_Exercise aim_
Of all the lines in the material below, how many include the string "SRMTID"? Give the number only.

(Recorded data)
□ □ □ □ □
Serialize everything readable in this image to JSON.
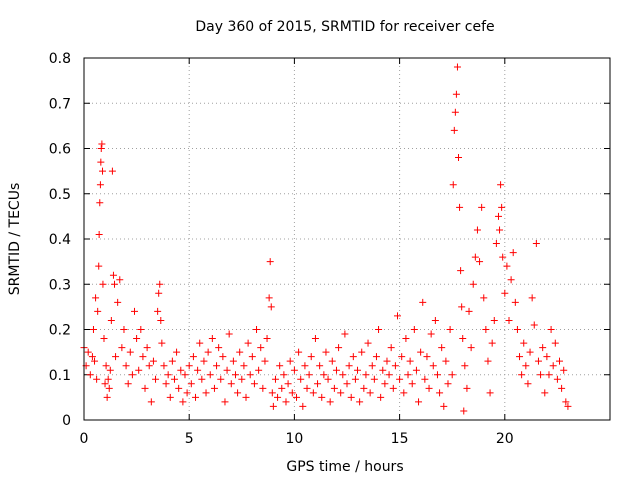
{
  "chart_data": {
    "type": "scatter",
    "title": "Day 360 of 2015, SRMTID for receiver cefe",
    "xlabel": "GPS time / hours",
    "ylabel": "SRMTID / TECUs",
    "xlim": [
      0,
      25
    ],
    "ylim": [
      0,
      0.8
    ],
    "xticks": [
      0,
      5,
      10,
      15,
      20
    ],
    "xtick_labels": [
      "0",
      "5",
      "10",
      "15",
      "20"
    ],
    "yticks": [
      0,
      0.1,
      0.2,
      0.3,
      0.4,
      0.5,
      0.6,
      0.7,
      0.8
    ],
    "ytick_labels": [
      "0",
      "0.1",
      "0.2",
      "0.3",
      "0.4",
      "0.5",
      "0.6",
      "0.7",
      "0.8"
    ],
    "grid": true,
    "marker": "+",
    "color": "#ff0000",
    "series": [
      {
        "name": "SRMTID",
        "points": [
          [
            0.0,
            0.16
          ],
          [
            0.1,
            0.12
          ],
          [
            0.2,
            0.15
          ],
          [
            0.3,
            0.1
          ],
          [
            0.4,
            0.14
          ],
          [
            0.45,
            0.2
          ],
          [
            0.5,
            0.13
          ],
          [
            0.55,
            0.27
          ],
          [
            0.6,
            0.09
          ],
          [
            0.65,
            0.24
          ],
          [
            0.7,
            0.34
          ],
          [
            0.72,
            0.41
          ],
          [
            0.75,
            0.48
          ],
          [
            0.78,
            0.52
          ],
          [
            0.8,
            0.57
          ],
          [
            0.82,
            0.6
          ],
          [
            0.85,
            0.61
          ],
          [
            0.88,
            0.55
          ],
          [
            0.9,
            0.3
          ],
          [
            0.95,
            0.18
          ],
          [
            1.0,
            0.08
          ],
          [
            1.05,
            0.12
          ],
          [
            1.1,
            0.05
          ],
          [
            1.15,
            0.09
          ],
          [
            1.2,
            0.07
          ],
          [
            1.25,
            0.11
          ],
          [
            1.3,
            0.22
          ],
          [
            1.35,
            0.55
          ],
          [
            1.4,
            0.32
          ],
          [
            1.45,
            0.3
          ],
          [
            1.5,
            0.14
          ],
          [
            1.6,
            0.26
          ],
          [
            1.7,
            0.31
          ],
          [
            1.8,
            0.16
          ],
          [
            1.9,
            0.2
          ],
          [
            2.0,
            0.12
          ],
          [
            2.1,
            0.08
          ],
          [
            2.2,
            0.15
          ],
          [
            2.3,
            0.1
          ],
          [
            2.4,
            0.24
          ],
          [
            2.5,
            0.18
          ],
          [
            2.6,
            0.11
          ],
          [
            2.7,
            0.2
          ],
          [
            2.8,
            0.14
          ],
          [
            2.9,
            0.07
          ],
          [
            3.0,
            0.16
          ],
          [
            3.1,
            0.12
          ],
          [
            3.2,
            0.04
          ],
          [
            3.3,
            0.13
          ],
          [
            3.4,
            0.09
          ],
          [
            3.5,
            0.24
          ],
          [
            3.55,
            0.28
          ],
          [
            3.6,
            0.3
          ],
          [
            3.65,
            0.22
          ],
          [
            3.7,
            0.17
          ],
          [
            3.8,
            0.12
          ],
          [
            3.9,
            0.08
          ],
          [
            4.0,
            0.1
          ],
          [
            4.1,
            0.05
          ],
          [
            4.2,
            0.13
          ],
          [
            4.3,
            0.09
          ],
          [
            4.4,
            0.15
          ],
          [
            4.5,
            0.07
          ],
          [
            4.6,
            0.11
          ],
          [
            4.7,
            0.04
          ],
          [
            4.8,
            0.1
          ],
          [
            4.9,
            0.06
          ],
          [
            5.0,
            0.12
          ],
          [
            5.1,
            0.08
          ],
          [
            5.2,
            0.14
          ],
          [
            5.3,
            0.05
          ],
          [
            5.4,
            0.11
          ],
          [
            5.5,
            0.17
          ],
          [
            5.6,
            0.09
          ],
          [
            5.7,
            0.13
          ],
          [
            5.8,
            0.06
          ],
          [
            5.9,
            0.15
          ],
          [
            6.0,
            0.1
          ],
          [
            6.1,
            0.18
          ],
          [
            6.2,
            0.07
          ],
          [
            6.3,
            0.12
          ],
          [
            6.4,
            0.16
          ],
          [
            6.5,
            0.09
          ],
          [
            6.6,
            0.14
          ],
          [
            6.7,
            0.04
          ],
          [
            6.8,
            0.11
          ],
          [
            6.9,
            0.19
          ],
          [
            7.0,
            0.08
          ],
          [
            7.1,
            0.13
          ],
          [
            7.2,
            0.1
          ],
          [
            7.3,
            0.06
          ],
          [
            7.4,
            0.15
          ],
          [
            7.5,
            0.09
          ],
          [
            7.6,
            0.12
          ],
          [
            7.7,
            0.05
          ],
          [
            7.8,
            0.17
          ],
          [
            7.9,
            0.1
          ],
          [
            8.0,
            0.14
          ],
          [
            8.1,
            0.08
          ],
          [
            8.2,
            0.2
          ],
          [
            8.3,
            0.11
          ],
          [
            8.4,
            0.16
          ],
          [
            8.5,
            0.07
          ],
          [
            8.6,
            0.13
          ],
          [
            8.7,
            0.18
          ],
          [
            8.8,
            0.27
          ],
          [
            8.85,
            0.35
          ],
          [
            8.9,
            0.25
          ],
          [
            8.95,
            0.06
          ],
          [
            9.0,
            0.03
          ],
          [
            9.1,
            0.09
          ],
          [
            9.2,
            0.05
          ],
          [
            9.3,
            0.12
          ],
          [
            9.4,
            0.07
          ],
          [
            9.5,
            0.1
          ],
          [
            9.6,
            0.04
          ],
          [
            9.7,
            0.08
          ],
          [
            9.8,
            0.13
          ],
          [
            9.9,
            0.06
          ],
          [
            10.0,
            0.11
          ],
          [
            10.1,
            0.05
          ],
          [
            10.2,
            0.15
          ],
          [
            10.3,
            0.09
          ],
          [
            10.4,
            0.03
          ],
          [
            10.5,
            0.12
          ],
          [
            10.6,
            0.07
          ],
          [
            10.7,
            0.1
          ],
          [
            10.8,
            0.14
          ],
          [
            10.9,
            0.06
          ],
          [
            11.0,
            0.18
          ],
          [
            11.1,
            0.08
          ],
          [
            11.2,
            0.12
          ],
          [
            11.3,
            0.05
          ],
          [
            11.4,
            0.1
          ],
          [
            11.5,
            0.15
          ],
          [
            11.6,
            0.09
          ],
          [
            11.7,
            0.04
          ],
          [
            11.8,
            0.13
          ],
          [
            11.9,
            0.07
          ],
          [
            12.0,
            0.11
          ],
          [
            12.1,
            0.16
          ],
          [
            12.2,
            0.06
          ],
          [
            12.3,
            0.1
          ],
          [
            12.4,
            0.19
          ],
          [
            12.5,
            0.08
          ],
          [
            12.6,
            0.12
          ],
          [
            12.7,
            0.05
          ],
          [
            12.8,
            0.14
          ],
          [
            12.9,
            0.09
          ],
          [
            13.0,
            0.11
          ],
          [
            13.1,
            0.04
          ],
          [
            13.2,
            0.15
          ],
          [
            13.3,
            0.07
          ],
          [
            13.4,
            0.1
          ],
          [
            13.5,
            0.17
          ],
          [
            13.6,
            0.06
          ],
          [
            13.7,
            0.12
          ],
          [
            13.8,
            0.09
          ],
          [
            13.9,
            0.14
          ],
          [
            14.0,
            0.2
          ],
          [
            14.1,
            0.05
          ],
          [
            14.2,
            0.11
          ],
          [
            14.3,
            0.08
          ],
          [
            14.4,
            0.13
          ],
          [
            14.5,
            0.1
          ],
          [
            14.6,
            0.16
          ],
          [
            14.7,
            0.07
          ],
          [
            14.8,
            0.12
          ],
          [
            14.9,
            0.23
          ],
          [
            15.0,
            0.09
          ],
          [
            15.1,
            0.14
          ],
          [
            15.2,
            0.06
          ],
          [
            15.3,
            0.18
          ],
          [
            15.4,
            0.1
          ],
          [
            15.5,
            0.13
          ],
          [
            15.6,
            0.08
          ],
          [
            15.7,
            0.2
          ],
          [
            15.8,
            0.11
          ],
          [
            15.9,
            0.04
          ],
          [
            16.0,
            0.15
          ],
          [
            16.1,
            0.26
          ],
          [
            16.2,
            0.09
          ],
          [
            16.3,
            0.14
          ],
          [
            16.4,
            0.07
          ],
          [
            16.5,
            0.19
          ],
          [
            16.6,
            0.12
          ],
          [
            16.7,
            0.22
          ],
          [
            16.8,
            0.1
          ],
          [
            16.9,
            0.06
          ],
          [
            17.0,
            0.16
          ],
          [
            17.1,
            0.03
          ],
          [
            17.2,
            0.13
          ],
          [
            17.3,
            0.08
          ],
          [
            17.4,
            0.2
          ],
          [
            17.5,
            0.1
          ],
          [
            17.55,
            0.52
          ],
          [
            17.6,
            0.64
          ],
          [
            17.65,
            0.68
          ],
          [
            17.7,
            0.72
          ],
          [
            17.75,
            0.78
          ],
          [
            17.8,
            0.58
          ],
          [
            17.85,
            0.47
          ],
          [
            17.9,
            0.33
          ],
          [
            17.95,
            0.25
          ],
          [
            18.0,
            0.18
          ],
          [
            18.05,
            0.02
          ],
          [
            18.1,
            0.12
          ],
          [
            18.2,
            0.07
          ],
          [
            18.3,
            0.24
          ],
          [
            18.4,
            0.16
          ],
          [
            18.5,
            0.3
          ],
          [
            18.6,
            0.36
          ],
          [
            18.7,
            0.42
          ],
          [
            18.8,
            0.35
          ],
          [
            18.9,
            0.47
          ],
          [
            19.0,
            0.27
          ],
          [
            19.1,
            0.2
          ],
          [
            19.2,
            0.13
          ],
          [
            19.3,
            0.06
          ],
          [
            19.4,
            0.17
          ],
          [
            19.5,
            0.22
          ],
          [
            19.6,
            0.39
          ],
          [
            19.7,
            0.45
          ],
          [
            19.75,
            0.42
          ],
          [
            19.8,
            0.52
          ],
          [
            19.85,
            0.47
          ],
          [
            19.9,
            0.36
          ],
          [
            20.0,
            0.28
          ],
          [
            20.1,
            0.34
          ],
          [
            20.2,
            0.22
          ],
          [
            20.3,
            0.31
          ],
          [
            20.4,
            0.37
          ],
          [
            20.5,
            0.26
          ],
          [
            20.6,
            0.2
          ],
          [
            20.7,
            0.14
          ],
          [
            20.8,
            0.1
          ],
          [
            20.9,
            0.17
          ],
          [
            21.0,
            0.12
          ],
          [
            21.1,
            0.08
          ],
          [
            21.2,
            0.15
          ],
          [
            21.3,
            0.27
          ],
          [
            21.4,
            0.21
          ],
          [
            21.5,
            0.39
          ],
          [
            21.6,
            0.13
          ],
          [
            21.7,
            0.1
          ],
          [
            21.8,
            0.16
          ],
          [
            21.9,
            0.06
          ],
          [
            22.0,
            0.14
          ],
          [
            22.1,
            0.1
          ],
          [
            22.2,
            0.2
          ],
          [
            22.3,
            0.12
          ],
          [
            22.4,
            0.17
          ],
          [
            22.5,
            0.09
          ],
          [
            22.6,
            0.13
          ],
          [
            22.7,
            0.07
          ],
          [
            22.8,
            0.11
          ],
          [
            22.9,
            0.04
          ],
          [
            23.0,
            0.03
          ]
        ]
      }
    ]
  }
}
□ □ □ □ □
_Written solution_
3